Figure data in JSON
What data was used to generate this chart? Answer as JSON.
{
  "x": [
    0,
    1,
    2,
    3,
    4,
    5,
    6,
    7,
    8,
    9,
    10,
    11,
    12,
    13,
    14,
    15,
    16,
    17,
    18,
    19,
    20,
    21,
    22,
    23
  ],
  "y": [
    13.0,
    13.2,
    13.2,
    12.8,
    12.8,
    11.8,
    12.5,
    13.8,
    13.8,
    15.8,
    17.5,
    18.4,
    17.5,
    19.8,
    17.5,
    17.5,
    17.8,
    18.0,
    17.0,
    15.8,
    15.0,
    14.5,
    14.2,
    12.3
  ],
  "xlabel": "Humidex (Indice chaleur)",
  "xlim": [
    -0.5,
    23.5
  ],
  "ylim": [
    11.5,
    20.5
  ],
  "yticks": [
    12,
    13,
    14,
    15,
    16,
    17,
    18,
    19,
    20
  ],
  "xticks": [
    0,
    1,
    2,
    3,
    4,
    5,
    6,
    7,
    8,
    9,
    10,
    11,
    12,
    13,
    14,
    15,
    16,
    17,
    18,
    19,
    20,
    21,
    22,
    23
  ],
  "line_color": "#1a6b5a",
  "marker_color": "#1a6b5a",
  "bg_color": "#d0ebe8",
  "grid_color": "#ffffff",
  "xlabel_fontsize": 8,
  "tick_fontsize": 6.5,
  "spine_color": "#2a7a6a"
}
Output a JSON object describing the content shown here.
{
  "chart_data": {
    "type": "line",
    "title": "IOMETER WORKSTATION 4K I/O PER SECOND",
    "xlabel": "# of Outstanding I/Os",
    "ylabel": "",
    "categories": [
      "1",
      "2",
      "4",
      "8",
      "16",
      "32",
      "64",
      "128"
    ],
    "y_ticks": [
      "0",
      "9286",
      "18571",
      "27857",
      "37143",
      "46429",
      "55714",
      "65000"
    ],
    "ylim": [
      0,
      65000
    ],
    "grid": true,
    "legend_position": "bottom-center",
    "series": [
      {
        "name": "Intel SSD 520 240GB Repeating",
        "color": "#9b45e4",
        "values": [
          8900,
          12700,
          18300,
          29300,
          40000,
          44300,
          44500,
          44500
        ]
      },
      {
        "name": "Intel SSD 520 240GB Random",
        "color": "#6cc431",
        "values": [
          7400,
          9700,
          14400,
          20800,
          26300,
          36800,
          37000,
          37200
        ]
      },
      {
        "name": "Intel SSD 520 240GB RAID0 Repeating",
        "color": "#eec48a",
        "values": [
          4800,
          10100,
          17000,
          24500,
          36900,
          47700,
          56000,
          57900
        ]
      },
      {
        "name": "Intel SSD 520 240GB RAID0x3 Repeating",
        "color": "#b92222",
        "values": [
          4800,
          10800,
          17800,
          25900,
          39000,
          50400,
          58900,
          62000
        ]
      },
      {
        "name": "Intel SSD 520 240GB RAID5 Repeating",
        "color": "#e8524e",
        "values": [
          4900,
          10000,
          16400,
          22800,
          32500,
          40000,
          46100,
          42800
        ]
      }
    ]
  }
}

INSTRUCTIONS FOR THE TASK = Find the string "name" in the records, then copy each line where it occurs.

ANSWER TO THIS EXERCISE =
        "name": "Intel SSD 520 240GB Repeating",
        "name": "Intel SSD 520 240GB Random",
        "name": "Intel SSD 520 240GB RAID0 Repeating",
        "name": "Intel SSD 520 240GB RAID0x3 Repeating",
        "name": "Intel SSD 520 240GB RAID5 Repeating",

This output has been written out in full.